Recast every line of the data below as a Markdown table with the columns Row and Line. Number the rows in order, and skip any blank lines.

** Start of Material for this exercise **

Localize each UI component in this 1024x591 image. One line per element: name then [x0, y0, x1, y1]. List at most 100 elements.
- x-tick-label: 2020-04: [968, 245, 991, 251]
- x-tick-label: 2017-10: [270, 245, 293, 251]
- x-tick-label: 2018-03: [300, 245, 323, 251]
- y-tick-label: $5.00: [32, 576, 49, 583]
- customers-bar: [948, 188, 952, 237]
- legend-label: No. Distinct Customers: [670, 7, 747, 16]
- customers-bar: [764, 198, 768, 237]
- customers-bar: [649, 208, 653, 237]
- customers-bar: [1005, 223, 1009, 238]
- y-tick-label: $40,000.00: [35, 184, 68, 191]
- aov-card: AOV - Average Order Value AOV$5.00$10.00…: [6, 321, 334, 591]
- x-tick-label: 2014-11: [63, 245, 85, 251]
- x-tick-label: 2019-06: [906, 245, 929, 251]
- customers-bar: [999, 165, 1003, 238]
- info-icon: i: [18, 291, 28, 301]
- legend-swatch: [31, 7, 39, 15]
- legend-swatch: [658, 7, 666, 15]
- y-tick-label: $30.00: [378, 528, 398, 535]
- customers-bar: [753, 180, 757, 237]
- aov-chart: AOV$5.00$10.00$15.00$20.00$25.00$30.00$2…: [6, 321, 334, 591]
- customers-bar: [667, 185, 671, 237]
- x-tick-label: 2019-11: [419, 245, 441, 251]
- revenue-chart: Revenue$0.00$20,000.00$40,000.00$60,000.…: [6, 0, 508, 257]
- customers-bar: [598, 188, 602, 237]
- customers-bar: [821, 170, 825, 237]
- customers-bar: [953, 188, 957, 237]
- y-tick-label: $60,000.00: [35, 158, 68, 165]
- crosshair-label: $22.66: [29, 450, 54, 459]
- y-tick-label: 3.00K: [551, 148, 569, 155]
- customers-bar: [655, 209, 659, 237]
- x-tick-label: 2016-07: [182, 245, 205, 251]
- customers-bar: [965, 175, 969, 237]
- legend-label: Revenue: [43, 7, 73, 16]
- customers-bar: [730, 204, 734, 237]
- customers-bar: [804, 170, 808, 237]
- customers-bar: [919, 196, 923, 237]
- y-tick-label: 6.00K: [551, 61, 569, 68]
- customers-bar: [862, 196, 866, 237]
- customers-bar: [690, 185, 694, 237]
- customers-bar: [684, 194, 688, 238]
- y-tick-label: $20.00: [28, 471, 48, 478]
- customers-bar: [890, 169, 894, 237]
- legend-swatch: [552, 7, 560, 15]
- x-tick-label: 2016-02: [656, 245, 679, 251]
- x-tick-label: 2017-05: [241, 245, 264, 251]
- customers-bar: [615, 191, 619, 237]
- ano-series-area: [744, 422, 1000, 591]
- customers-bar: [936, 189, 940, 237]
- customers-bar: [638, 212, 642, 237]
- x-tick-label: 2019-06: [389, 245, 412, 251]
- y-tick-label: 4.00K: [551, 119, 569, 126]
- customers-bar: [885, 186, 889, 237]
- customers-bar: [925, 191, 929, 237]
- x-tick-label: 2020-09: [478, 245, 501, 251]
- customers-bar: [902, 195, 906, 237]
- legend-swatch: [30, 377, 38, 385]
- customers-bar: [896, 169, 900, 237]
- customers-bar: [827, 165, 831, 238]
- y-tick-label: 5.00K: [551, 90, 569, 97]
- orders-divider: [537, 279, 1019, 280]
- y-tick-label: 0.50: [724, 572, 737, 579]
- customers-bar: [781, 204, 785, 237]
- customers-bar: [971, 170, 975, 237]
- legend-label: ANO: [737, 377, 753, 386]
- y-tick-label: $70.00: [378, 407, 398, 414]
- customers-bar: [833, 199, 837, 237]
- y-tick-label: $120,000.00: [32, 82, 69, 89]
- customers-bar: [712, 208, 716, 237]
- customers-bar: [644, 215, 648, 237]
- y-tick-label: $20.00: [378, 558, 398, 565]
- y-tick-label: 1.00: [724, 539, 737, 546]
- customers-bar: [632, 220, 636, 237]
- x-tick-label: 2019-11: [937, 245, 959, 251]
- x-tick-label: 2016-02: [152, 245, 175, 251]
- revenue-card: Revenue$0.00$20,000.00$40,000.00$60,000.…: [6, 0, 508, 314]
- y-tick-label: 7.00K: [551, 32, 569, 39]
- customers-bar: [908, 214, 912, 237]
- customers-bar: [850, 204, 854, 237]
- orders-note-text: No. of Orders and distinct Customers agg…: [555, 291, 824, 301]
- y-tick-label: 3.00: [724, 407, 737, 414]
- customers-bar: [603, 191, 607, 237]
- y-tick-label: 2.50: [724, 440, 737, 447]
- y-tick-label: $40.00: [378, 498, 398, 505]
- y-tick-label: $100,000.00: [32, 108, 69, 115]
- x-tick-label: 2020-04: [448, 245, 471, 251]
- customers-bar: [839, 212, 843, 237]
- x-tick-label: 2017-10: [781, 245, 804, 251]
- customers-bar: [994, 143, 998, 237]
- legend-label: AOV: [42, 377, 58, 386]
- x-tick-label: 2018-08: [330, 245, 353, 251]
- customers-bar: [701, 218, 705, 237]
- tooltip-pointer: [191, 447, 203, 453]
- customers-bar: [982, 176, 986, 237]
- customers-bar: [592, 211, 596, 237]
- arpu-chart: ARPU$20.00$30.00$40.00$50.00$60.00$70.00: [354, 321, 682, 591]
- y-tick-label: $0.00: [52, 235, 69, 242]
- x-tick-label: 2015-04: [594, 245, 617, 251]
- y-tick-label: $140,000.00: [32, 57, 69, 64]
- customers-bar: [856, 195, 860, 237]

** End of Material for this exercise **

• **Answer to this task**:
| Row | Line |
|---|---|
| 1 | Localize each UI component in this 1024x591 image. One line per element: name then [x0, y0, x1, y1]. List at most 100 elements. |
| 2 | - x-tick-label: 2020-04: [968, 245, 991, 251] |
| 3 | - x-tick-label: 2017-10: [270, 245, 293, 251] |
| 4 | - x-tick-label: 2018-03: [300, 245, 323, 251] |
| 5 | - y-tick-label: $5.00: [32, 576, 49, 583] |
| 6 | - customers-bar: [948, 188, 952, 237] |
| 7 | - legend-label: No. Distinct Customers: [670, 7, 747, 16] |
| 8 | - customers-bar: [764, 198, 768, 237] |
| 9 | - customers-bar: [649, 208, 653, 237] |
| 10 | - customers-bar: [1005, 223, 1009, 238] |
| 11 | - y-tick-label: $40,000.00: [35, 184, 68, 191] |
| 12 | - aov-card: AOV - Average Order Value AOV$5.00$10.00…: [6, 321, 334, 591] |
| 13 | - x-tick-label: 2014-11: [63, 245, 85, 251] |
| 14 | - x-tick-label: 2019-06: [906, 245, 929, 251] |
| 15 | - customers-bar: [999, 165, 1003, 238] |
| 16 | - info-icon: i: [18, 291, 28, 301] |
| 17 | - legend-swatch: [31, 7, 39, 15] |
| 18 | - legend-swatch: [658, 7, 666, 15] |
| 19 | - y-tick-label: $30.00: [378, 528, 398, 535] |
| 20 | - customers-bar: [753, 180, 757, 237] |
| 21 | - aov-chart: AOV$5.00$10.00$15.00$20.00$25.00$30.00$2…: [6, 321, 334, 591] |
| 22 | - customers-bar: [667, 185, 671, 237] |
| 23 | - x-tick-label: 2019-11: [419, 245, 441, 251] |
| 24 | - revenue-chart: Revenue$0.00$20,000.00$40,000.00$60,000.…: [6, 0, 508, 257] |
| 25 | - customers-bar: [598, 188, 602, 237] |
| 26 | - customers-bar: [821, 170, 825, 237] |
| 27 | - customers-bar: [953, 188, 957, 237] |
| 28 | - y-tick-label: $60,000.00: [35, 158, 68, 165] |
| 29 | - crosshair-label: $22.66: [29, 450, 54, 459] |
| 30 | - y-tick-label: 3.00K: [551, 148, 569, 155] |
| 31 | - customers-bar: [655, 209, 659, 237] |
| 32 | - x-tick-label: 2016-07: [182, 245, 205, 251] |
| 33 | - customers-bar: [965, 175, 969, 237] |
| 34 | - legend-label: Revenue: [43, 7, 73, 16] |
| 35 | - customers-bar: [730, 204, 734, 237] |
| 36 | - customers-bar: [804, 170, 808, 237] |
| 37 | - customers-bar: [919, 196, 923, 237] |
| 38 | - y-tick-label: 6.00K: [551, 61, 569, 68] |
| 39 | - customers-bar: [862, 196, 866, 237] |
| 40 | - customers-bar: [690, 185, 694, 237] |
| 41 | - customers-bar: [684, 194, 688, 238] |
| 42 | - y-tick-label: $20.00: [28, 471, 48, 478] |
| 43 | - customers-bar: [890, 169, 894, 237] |
| 44 | - legend-swatch: [552, 7, 560, 15] |
| 45 | - x-tick-label: 2016-02: [656, 245, 679, 251] |
| 46 | - x-tick-label: 2017-05: [241, 245, 264, 251] |
| 47 | - customers-bar: [615, 191, 619, 237] |
| 48 | - ano-series-area: [744, 422, 1000, 591] |
| 49 | - customers-bar: [936, 189, 940, 237] |
| 50 | - customers-bar: [638, 212, 642, 237] |
| 51 | - x-tick-label: 2019-06: [389, 245, 412, 251] |
| 52 | - y-tick-label: 4.00K: [551, 119, 569, 126] |
| 53 | - customers-bar: [885, 186, 889, 237] |
| 54 | - customers-bar: [925, 191, 929, 237] |
| 55 | - x-tick-label: 2020-09: [478, 245, 501, 251] |
| 56 | - customers-bar: [902, 195, 906, 237] |
| 57 | - legend-swatch: [30, 377, 38, 385] |
| 58 | - customers-bar: [896, 169, 900, 237] |
| 59 | - customers-bar: [827, 165, 831, 238] |
| 60 | - y-tick-label: 5.00K: [551, 90, 569, 97] |
| 61 | - orders-divider: [537, 279, 1019, 280] |
| 62 | - y-tick-label: 0.50: [724, 572, 737, 579] |
| 63 | - customers-bar: [781, 204, 785, 237] |
| 64 | - customers-bar: [971, 170, 975, 237] |
| 65 | - legend-label: ANO: [737, 377, 753, 386] |
| 66 | - y-tick-label: $70.00: [378, 407, 398, 414] |
| 67 | - customers-bar: [833, 199, 837, 237] |
| 68 | - y-tick-label: $120,000.00: [32, 82, 69, 89] |
| 69 | - customers-bar: [712, 208, 716, 237] |
| 70 | - customers-bar: [644, 215, 648, 237] |
| 71 | - y-tick-label: $20.00: [378, 558, 398, 565] |
| 72 | - y-tick-label: 1.00: [724, 539, 737, 546] |
| 73 | - customers-bar: [632, 220, 636, 237] |
| 74 | - x-tick-label: 2019-11: [937, 245, 959, 251] |
| 75 | - x-tick-label: 2016-02: [152, 245, 175, 251] |
| 76 | - revenue-card: Revenue$0.00$20,000.00$40,000.00$60,000.…: [6, 0, 508, 314] |
| 77 | - y-tick-label: 7.00K: [551, 32, 569, 39] |
| 78 | - customers-bar: [908, 214, 912, 237] |
| 79 | - customers-bar: [850, 204, 854, 237] |
| 80 | - orders-note-text: No. of Orders and distinct Customers agg…: [555, 291, 824, 301] |
| 81 | - y-tick-label: 3.00: [724, 407, 737, 414] |
| 82 | - customers-bar: [603, 191, 607, 237] |
| 83 | - y-tick-label: 2.50: [724, 440, 737, 447] |
| 84 | - y-tick-label: $40.00: [378, 498, 398, 505] |
| 85 | - y-tick-label: $100,000.00: [32, 108, 69, 115] |
| 86 | - x-tick-label: 2020-04: [448, 245, 471, 251] |
| 87 | - customers-bar: [839, 212, 843, 237] |
| 88 | - x-tick-label: 2017-10: [781, 245, 804, 251] |
| 89 | - customers-bar: [994, 143, 998, 237] |
| 90 | - legend-label: AOV: [42, 377, 58, 386] |
| 91 | - x-tick-label: 2018-08: [330, 245, 353, 251] |
| 92 | - customers-bar: [701, 218, 705, 237] |
| 93 | - tooltip-pointer: [191, 447, 203, 453] |
| 94 | - customers-bar: [982, 176, 986, 237] |
| 95 | - customers-bar: [592, 211, 596, 237] |
| 96 | - arpu-chart: ARPU$20.00$30.00$40.00$50.00$60.00$70.00: [354, 321, 682, 591] |
| 97 | - y-tick-label: $0.00: [52, 235, 69, 242] |
| 98 | - x-tick-label: 2015-04: [594, 245, 617, 251] |
| 99 | - y-tick-label: $140,000.00: [32, 57, 69, 64] |
| 100 | - customers-bar: [856, 195, 860, 237] |